Raw records
..........

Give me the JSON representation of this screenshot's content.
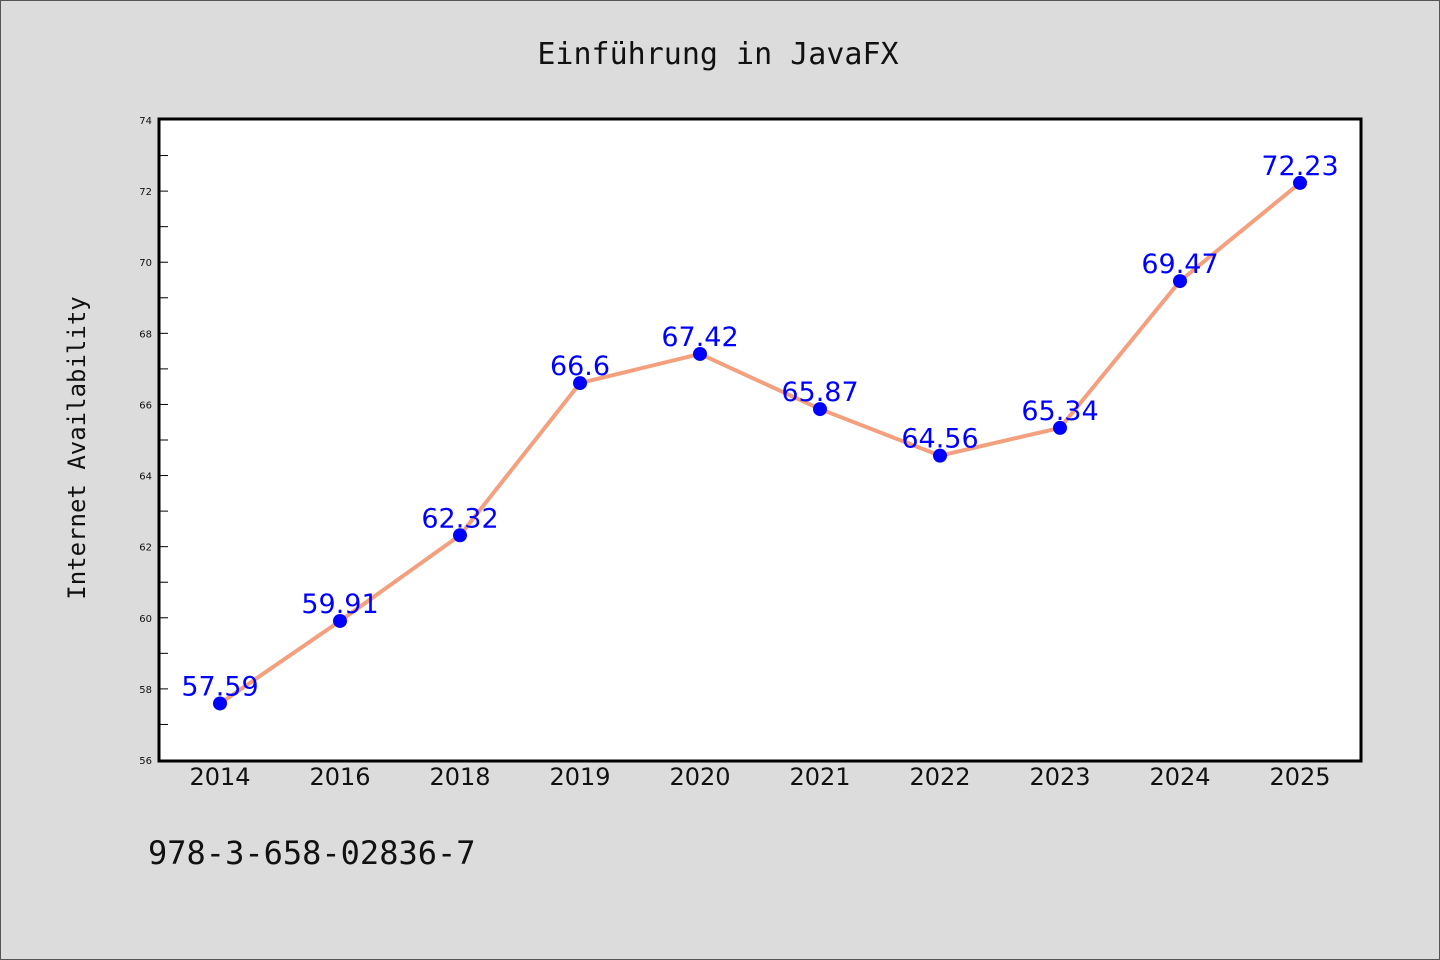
{
  "chart_data": {
    "type": "line",
    "title": "Einführung in JavaFX",
    "ylabel": "Internet Availability",
    "xlabel": "",
    "categories": [
      "2014",
      "2016",
      "2018",
      "2019",
      "2020",
      "2021",
      "2022",
      "2023",
      "2024",
      "2025"
    ],
    "series": [
      {
        "values": [
          57.59,
          59.91,
          62.32,
          66.6,
          67.42,
          65.87,
          64.56,
          65.34,
          69.47,
          72.23
        ],
        "labels": [
          "57.59",
          "59.91",
          "62.32",
          "66.6",
          "67.42",
          "65.87",
          "64.56",
          "65.34",
          "69.47",
          "72.23"
        ],
        "line_color": "#f4a07e",
        "marker_color": "#0000ff"
      }
    ],
    "ylim": [
      56,
      74
    ],
    "yticks": [
      56,
      58,
      60,
      62,
      64,
      66,
      68,
      70,
      72,
      74
    ],
    "grid": false,
    "legend": "none"
  },
  "footer": {
    "isbn": "978-3-658-02836-7"
  }
}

..........

▶ **What to produce**:
Set down the material exactly, every line of it, except for the pictures.

▶ **Exercise solution**:
Give me the JSON representation of this screenshot's content.
{
  "chart_data": {
    "type": "line",
    "title": "Einführung in JavaFX",
    "ylabel": "Internet Availability",
    "xlabel": "",
    "categories": [
      "2014",
      "2016",
      "2018",
      "2019",
      "2020",
      "2021",
      "2022",
      "2023",
      "2024",
      "2025"
    ],
    "series": [
      {
        "values": [
          57.59,
          59.91,
          62.32,
          66.6,
          67.42,
          65.87,
          64.56,
          65.34,
          69.47,
          72.23
        ],
        "labels": [
          "57.59",
          "59.91",
          "62.32",
          "66.6",
          "67.42",
          "65.87",
          "64.56",
          "65.34",
          "69.47",
          "72.23"
        ],
        "line_color": "#f4a07e",
        "marker_color": "#0000ff"
      }
    ],
    "ylim": [
      56,
      74
    ],
    "yticks": [
      56,
      58,
      60,
      62,
      64,
      66,
      68,
      70,
      72,
      74
    ],
    "grid": false,
    "legend": "none"
  },
  "footer": {
    "isbn": "978-3-658-02836-7"
  }
}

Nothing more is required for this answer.